## Request
For every line in the data below that contains "enfermería", copy the line.

Data records
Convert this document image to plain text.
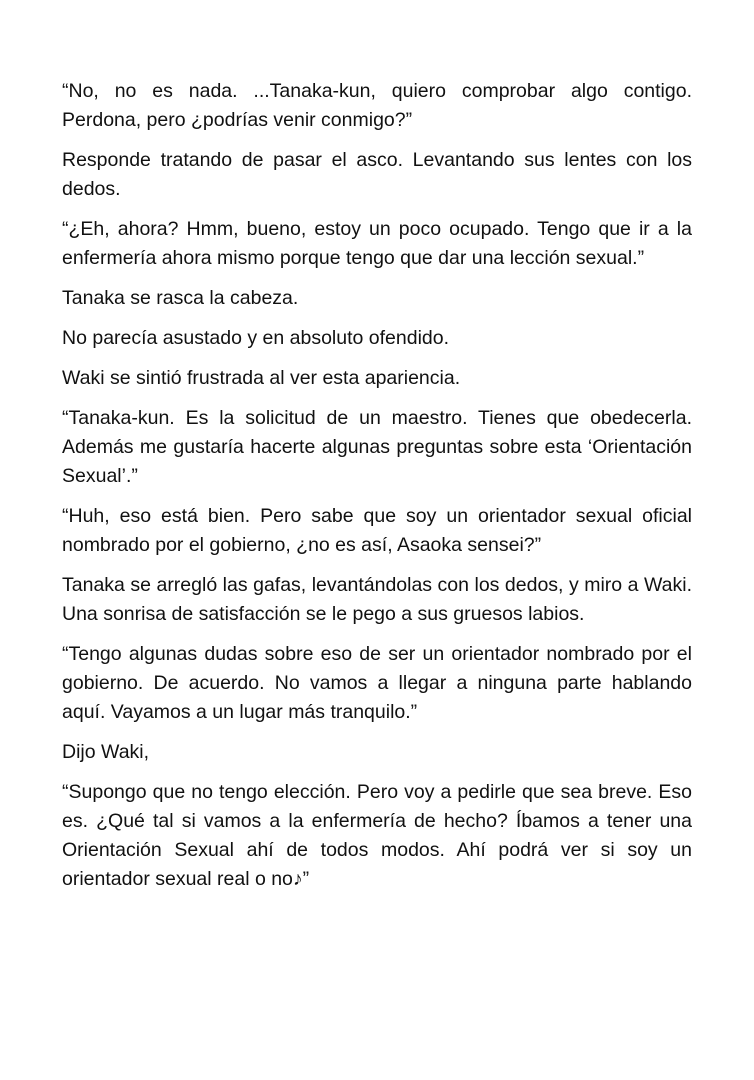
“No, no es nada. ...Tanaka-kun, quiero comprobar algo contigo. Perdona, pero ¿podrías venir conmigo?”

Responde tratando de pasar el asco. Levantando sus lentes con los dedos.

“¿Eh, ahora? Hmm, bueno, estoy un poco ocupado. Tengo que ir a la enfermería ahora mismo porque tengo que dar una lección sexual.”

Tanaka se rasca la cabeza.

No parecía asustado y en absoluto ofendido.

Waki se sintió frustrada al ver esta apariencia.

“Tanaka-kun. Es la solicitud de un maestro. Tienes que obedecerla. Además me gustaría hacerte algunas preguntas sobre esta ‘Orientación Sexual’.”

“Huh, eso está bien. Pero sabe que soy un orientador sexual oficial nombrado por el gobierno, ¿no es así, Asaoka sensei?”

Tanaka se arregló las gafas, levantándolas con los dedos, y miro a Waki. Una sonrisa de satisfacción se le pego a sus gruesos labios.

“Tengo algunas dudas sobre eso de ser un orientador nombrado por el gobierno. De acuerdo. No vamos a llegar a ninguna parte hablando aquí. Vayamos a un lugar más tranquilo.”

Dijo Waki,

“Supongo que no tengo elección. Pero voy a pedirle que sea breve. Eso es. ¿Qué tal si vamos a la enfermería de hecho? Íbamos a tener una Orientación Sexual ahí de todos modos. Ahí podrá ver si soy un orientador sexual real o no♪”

## Solution for this exercise
“¿Eh, ahora? Hmm, bueno, estoy un poco ocupado. Tengo que ir a la enfermería ahora mismo porque tengo que dar una lección sexual.”
“Supongo que no tengo elección. Pero voy a pedirle que sea breve. Eso es. ¿Qué tal si vamos a la enfermería de hecho? Íbamos a tener una Orientación Sexual ahí de todos modos. Ahí podrá ver si soy un orientador sexual real o no♪”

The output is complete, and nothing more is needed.